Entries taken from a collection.
══════════════════════════════
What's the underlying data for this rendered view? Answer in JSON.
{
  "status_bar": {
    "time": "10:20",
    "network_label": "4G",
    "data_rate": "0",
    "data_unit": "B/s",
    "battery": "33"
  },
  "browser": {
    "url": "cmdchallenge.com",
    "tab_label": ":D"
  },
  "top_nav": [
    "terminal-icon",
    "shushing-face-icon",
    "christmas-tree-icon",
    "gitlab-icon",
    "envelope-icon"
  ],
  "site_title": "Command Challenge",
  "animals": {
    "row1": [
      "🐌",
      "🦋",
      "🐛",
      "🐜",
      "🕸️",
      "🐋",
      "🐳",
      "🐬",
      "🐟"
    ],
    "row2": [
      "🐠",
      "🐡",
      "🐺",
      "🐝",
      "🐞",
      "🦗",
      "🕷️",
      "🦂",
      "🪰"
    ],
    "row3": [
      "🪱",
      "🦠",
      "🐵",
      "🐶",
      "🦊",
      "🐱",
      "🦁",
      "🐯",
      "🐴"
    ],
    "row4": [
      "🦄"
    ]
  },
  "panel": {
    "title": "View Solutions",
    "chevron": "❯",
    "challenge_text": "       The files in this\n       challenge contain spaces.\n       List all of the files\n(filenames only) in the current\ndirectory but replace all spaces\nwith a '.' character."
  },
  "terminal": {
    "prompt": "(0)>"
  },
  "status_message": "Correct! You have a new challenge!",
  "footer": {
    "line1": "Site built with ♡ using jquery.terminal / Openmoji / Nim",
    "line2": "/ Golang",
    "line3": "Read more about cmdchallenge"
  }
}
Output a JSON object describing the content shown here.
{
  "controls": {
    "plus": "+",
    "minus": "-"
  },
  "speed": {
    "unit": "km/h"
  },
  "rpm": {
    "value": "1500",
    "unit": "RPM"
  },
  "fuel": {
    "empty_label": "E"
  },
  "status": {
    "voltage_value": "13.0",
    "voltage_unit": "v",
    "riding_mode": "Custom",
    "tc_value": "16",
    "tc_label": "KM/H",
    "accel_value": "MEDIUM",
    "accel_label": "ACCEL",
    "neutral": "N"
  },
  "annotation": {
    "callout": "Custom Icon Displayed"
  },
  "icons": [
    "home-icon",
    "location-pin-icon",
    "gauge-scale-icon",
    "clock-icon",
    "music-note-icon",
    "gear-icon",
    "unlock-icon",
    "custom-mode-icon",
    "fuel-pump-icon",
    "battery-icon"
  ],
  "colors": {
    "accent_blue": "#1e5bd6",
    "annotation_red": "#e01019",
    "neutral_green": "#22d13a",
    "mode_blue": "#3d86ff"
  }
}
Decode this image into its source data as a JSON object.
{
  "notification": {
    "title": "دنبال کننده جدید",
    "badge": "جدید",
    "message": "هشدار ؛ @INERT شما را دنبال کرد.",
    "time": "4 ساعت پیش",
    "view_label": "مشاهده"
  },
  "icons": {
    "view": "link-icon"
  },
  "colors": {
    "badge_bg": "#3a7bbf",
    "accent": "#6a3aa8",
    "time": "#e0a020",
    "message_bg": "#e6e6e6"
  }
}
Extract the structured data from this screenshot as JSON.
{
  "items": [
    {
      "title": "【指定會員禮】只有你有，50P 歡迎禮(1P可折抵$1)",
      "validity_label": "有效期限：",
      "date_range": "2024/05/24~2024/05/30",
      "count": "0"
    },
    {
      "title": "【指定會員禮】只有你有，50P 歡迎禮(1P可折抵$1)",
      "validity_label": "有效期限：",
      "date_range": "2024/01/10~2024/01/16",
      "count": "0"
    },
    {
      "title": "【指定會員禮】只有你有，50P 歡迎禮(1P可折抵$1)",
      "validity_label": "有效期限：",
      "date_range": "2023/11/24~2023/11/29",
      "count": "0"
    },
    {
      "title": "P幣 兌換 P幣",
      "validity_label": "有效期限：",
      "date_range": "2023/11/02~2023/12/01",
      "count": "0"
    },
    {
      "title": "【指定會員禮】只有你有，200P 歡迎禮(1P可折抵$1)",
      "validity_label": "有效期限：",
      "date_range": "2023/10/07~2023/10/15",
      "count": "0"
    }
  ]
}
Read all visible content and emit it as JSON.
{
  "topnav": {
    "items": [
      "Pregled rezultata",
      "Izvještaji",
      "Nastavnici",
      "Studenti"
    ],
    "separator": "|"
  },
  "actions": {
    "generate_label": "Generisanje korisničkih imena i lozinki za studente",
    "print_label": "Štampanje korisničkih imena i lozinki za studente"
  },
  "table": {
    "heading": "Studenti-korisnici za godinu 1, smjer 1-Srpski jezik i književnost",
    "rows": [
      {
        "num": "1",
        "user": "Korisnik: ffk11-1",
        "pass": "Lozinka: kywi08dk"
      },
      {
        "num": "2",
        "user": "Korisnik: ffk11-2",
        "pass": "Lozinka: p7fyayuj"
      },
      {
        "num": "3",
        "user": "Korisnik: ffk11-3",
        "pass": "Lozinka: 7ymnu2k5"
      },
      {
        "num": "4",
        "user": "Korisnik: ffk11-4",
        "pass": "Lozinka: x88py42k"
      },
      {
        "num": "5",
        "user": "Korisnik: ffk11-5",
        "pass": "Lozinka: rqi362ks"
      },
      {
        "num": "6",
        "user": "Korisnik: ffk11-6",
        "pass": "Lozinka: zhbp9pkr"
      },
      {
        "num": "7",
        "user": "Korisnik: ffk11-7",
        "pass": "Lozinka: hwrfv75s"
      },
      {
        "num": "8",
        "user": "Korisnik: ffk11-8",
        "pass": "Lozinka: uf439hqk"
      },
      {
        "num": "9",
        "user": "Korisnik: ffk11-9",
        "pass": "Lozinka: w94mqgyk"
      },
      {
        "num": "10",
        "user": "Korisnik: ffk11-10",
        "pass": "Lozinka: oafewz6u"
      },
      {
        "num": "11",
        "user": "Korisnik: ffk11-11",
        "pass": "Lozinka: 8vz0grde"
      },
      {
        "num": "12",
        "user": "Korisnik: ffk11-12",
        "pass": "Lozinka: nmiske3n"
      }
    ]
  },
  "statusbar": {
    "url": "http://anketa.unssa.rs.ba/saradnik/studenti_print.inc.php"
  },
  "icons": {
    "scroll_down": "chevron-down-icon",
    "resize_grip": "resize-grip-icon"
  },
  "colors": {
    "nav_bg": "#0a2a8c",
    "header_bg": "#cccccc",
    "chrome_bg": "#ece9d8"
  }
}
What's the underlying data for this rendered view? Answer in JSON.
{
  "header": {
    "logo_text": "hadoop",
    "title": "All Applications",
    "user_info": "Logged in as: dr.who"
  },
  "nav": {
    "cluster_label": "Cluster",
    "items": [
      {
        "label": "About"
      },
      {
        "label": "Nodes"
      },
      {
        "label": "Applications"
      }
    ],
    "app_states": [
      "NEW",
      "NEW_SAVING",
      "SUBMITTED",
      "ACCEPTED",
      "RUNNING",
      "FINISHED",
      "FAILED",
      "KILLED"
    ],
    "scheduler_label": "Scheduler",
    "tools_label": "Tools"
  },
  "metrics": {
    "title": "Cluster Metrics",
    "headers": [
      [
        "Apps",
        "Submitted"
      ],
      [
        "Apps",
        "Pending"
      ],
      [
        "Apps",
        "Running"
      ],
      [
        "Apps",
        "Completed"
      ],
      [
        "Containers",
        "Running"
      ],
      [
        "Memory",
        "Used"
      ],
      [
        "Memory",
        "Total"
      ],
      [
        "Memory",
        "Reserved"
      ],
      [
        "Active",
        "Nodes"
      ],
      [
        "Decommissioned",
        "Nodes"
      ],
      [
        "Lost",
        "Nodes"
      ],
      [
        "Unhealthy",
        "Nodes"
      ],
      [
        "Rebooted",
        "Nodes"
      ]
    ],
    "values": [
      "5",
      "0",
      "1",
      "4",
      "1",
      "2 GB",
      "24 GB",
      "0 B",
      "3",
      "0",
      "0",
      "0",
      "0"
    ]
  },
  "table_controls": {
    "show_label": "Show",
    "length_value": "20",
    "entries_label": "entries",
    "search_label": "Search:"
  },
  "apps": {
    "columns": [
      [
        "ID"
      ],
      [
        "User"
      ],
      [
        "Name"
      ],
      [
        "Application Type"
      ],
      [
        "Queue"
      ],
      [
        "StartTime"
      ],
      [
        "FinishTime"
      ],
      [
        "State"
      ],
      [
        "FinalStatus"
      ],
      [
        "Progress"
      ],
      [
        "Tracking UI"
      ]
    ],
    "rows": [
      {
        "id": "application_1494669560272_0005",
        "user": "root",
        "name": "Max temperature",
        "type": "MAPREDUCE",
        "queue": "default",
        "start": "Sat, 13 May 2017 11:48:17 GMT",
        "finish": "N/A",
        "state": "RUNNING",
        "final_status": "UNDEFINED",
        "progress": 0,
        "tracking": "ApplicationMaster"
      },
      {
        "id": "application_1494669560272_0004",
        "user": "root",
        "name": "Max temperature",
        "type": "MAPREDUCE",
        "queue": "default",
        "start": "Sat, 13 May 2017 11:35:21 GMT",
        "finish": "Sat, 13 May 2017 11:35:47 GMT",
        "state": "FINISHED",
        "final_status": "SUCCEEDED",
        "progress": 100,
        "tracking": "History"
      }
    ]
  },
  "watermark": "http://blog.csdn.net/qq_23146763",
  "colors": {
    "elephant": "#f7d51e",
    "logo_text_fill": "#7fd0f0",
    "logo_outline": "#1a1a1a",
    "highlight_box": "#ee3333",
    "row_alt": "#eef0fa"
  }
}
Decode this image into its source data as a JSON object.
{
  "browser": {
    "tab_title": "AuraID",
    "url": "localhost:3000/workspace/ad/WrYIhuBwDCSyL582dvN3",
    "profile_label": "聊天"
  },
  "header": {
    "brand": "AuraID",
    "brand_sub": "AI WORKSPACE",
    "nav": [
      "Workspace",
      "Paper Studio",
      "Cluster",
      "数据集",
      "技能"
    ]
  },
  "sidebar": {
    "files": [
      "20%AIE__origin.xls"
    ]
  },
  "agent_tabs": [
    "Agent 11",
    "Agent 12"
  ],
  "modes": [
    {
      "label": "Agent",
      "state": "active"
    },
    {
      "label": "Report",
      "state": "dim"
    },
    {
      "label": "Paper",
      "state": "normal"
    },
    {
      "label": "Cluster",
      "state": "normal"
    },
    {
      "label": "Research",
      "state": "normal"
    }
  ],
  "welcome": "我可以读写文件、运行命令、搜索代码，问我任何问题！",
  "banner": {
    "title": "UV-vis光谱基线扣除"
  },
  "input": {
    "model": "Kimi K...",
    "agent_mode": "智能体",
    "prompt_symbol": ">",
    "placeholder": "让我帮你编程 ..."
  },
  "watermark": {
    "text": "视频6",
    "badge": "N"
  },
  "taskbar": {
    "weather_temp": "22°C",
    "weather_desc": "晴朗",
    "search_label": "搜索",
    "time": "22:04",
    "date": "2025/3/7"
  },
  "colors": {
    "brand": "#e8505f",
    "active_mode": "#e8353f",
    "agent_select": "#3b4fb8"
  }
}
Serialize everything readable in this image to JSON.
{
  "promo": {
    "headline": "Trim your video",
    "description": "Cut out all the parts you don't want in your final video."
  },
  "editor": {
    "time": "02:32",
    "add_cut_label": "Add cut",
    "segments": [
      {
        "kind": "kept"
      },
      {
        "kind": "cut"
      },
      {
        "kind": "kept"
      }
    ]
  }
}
══════════════════════════════
Task instructions. Gather each line from the entries above that includes the word "chevron".

Task response.
    "chevron": "❯",
    "scroll_down": "chevron-down-icon",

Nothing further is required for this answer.